## Given passage

Book Review of A Kind of Justice, by Renee James

I received a copy of Renee JamesA Kind of Justice through Netgalley.

Description from Netgalley:
Against all odds, Bobbi Logan, a statuesque transgender woman, has become one of Chicago’s most celebrated hair stylists and the owner of one of the city’s poshest salons. She is finally comfortable with who she is, widely admired in her community, about to enjoy the success she deserves.  

Then her impossibly perfect life falls apart.

In the space of a few weeks, the Great Recession drags her business to the brink of failure, her beloved ex-wife needs help in facing a terrible tragedy, and a hateful police detective storms back into her life, determined to convict her of the five-year-old murder of John Strand—pillar of the community—and a sexual predator.

As the detective builds an ever more convincing case against her, both of them will be shaken by revelations—about themselves, about their own deeply held secrets, and about the bizarre ritual murder of John Strand. 

Review:
I’m having a complicated reaction to this book. To start with, I didn’t know it was a sequel until I went to Goodreads to review it, after finishing it. So, now I wonder what I missed, having not read book one. One the upside, the fact that I never felt I was missing anything until I knew there was a previous book means it stands alone just fine.

Secondly, I liked Bobbi. I loved her relationship to her ex-wife. I thought it was one of the sweetest things I’ve read in a while. It wasn’t perfect, they had some issues to work through. But work through them they did and made a family of sorts and I LOVED that. I liked that Bobbi had close platonic friends and that generational differences within communities was addressed. Not to mention that she was a tad older than the average heroine.

## Problems to solve
a - Return the portion of the book review that begins at the words "Secondly, I liked" and stops after "the average heroine.", copying it word for word.
b - Write the next part of the book review, picking up right after its final sentence.
The data that comes next is separate from the book review and unrelated to it.

## Information shown
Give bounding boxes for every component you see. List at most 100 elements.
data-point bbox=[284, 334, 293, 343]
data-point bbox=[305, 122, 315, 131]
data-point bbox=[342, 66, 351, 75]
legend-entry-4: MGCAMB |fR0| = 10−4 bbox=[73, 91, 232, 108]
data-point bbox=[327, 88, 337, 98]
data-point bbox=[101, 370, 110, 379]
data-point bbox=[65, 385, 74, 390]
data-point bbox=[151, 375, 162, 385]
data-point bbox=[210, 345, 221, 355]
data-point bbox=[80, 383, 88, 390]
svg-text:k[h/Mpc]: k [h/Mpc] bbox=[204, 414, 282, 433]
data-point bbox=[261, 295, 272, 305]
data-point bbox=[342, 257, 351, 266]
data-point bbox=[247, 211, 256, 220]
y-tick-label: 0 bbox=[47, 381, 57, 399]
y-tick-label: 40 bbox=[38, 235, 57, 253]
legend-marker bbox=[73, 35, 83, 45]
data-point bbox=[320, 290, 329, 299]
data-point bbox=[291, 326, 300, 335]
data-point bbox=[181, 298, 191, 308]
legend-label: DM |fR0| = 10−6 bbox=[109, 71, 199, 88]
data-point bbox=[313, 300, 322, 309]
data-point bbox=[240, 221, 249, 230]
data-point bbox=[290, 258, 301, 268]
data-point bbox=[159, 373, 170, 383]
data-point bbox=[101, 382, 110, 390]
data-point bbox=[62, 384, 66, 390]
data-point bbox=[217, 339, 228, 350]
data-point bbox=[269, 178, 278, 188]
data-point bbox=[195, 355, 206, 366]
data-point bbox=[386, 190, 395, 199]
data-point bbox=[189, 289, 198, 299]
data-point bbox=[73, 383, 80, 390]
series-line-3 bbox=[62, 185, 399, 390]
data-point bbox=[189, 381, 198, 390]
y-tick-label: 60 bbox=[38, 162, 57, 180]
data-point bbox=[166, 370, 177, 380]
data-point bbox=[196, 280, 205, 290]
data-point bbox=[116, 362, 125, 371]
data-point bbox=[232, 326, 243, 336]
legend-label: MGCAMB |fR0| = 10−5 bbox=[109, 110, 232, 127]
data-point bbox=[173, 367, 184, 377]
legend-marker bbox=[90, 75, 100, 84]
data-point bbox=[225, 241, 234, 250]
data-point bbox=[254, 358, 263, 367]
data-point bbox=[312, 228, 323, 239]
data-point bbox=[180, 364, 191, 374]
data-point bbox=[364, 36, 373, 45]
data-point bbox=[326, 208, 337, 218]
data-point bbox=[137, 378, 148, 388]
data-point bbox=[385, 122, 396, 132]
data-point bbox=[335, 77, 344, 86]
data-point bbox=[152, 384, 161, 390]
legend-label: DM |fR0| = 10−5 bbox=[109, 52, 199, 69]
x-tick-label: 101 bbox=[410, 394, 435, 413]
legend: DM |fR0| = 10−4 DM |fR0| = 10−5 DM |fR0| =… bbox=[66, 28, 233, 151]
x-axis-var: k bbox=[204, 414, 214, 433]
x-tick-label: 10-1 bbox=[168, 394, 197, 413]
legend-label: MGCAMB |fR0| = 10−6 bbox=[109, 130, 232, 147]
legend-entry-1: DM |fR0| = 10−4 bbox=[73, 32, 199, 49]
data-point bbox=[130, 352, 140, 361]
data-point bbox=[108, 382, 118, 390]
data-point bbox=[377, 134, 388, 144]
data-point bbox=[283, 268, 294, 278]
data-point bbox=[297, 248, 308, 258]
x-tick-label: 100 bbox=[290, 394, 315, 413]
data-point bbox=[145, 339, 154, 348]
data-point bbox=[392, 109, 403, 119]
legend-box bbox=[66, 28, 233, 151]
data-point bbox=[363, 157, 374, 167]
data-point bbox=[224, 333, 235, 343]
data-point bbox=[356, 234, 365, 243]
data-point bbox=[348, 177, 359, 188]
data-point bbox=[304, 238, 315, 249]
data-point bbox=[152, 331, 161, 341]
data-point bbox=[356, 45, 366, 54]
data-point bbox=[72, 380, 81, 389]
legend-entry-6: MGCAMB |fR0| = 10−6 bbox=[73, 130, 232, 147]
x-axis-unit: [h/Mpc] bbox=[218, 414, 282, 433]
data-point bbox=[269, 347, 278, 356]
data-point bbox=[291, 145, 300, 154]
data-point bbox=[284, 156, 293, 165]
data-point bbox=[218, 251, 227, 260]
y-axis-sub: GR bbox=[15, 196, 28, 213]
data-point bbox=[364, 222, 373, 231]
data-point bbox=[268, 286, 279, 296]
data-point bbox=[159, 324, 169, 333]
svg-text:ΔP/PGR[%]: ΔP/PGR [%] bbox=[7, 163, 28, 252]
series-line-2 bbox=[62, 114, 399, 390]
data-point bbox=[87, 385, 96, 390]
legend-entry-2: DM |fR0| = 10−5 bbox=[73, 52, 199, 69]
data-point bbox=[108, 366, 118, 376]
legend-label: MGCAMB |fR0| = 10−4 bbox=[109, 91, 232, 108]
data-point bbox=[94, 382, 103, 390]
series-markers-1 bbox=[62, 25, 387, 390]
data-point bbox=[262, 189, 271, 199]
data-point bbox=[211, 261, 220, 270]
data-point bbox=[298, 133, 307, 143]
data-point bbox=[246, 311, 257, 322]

## Exercise answers
a -
Secondly, I liked Bobbi. I loved her relationship to her ex-wife. I thought it was one of the sweetest things I’ve read in a while. It wasn’t perfect, they had some issues to work through. But work through them they did and made a family of sorts and I LOVED that. I liked that Bobbi had close platonic friends and that generational differences within communities was addressed. Not to mention that she was a tad older than the average heroine.

b -
I disliked the detective, but appreciate the transformative journey he went through. I liked the possible love interest and that the book doesn’t end with an unrealistic perfect Happily Ever After. It might get there, but wasn’t at the end of this novel.

I liked that this book isn’t just a murder mystery with a transgendered main character. In a very real way, it’s about being a transgendered woman around whom there is a mystery. It’s why I picked the book up in fact.

Having said that (and here is my complication because I don’t want to sound like I’m saying, ‘the trans book was just too trans’), I felt bludgeoned by Bobbi’s transgenderism. Trans/transsexual/transgender/transwoman/transwomen/tranny is used 197 times in the 320 page book, not counting that the charity is called TransRising and any time it’s talked about but not named. Now, my issue isn’t with the individual words or subject that I felt bludgeoned by, but that I felt bludgeoned at all.

I don’t want to take away from the importance of Bobbi’s real world experiences. They are important. I rather just mean the writing was heavy-handed at times and the constant emphasis on one aspect of the character, even an important one that would be expected to effect every area of her life, blotted out some others that in a mystery novel needed more page-time to develop.

Other than the occasionally heavy-handed writing and the fact that I thought the book was slow at times, I mostly really enjoyed it (even having not read the first book). I’d be more than happy to read another story by James.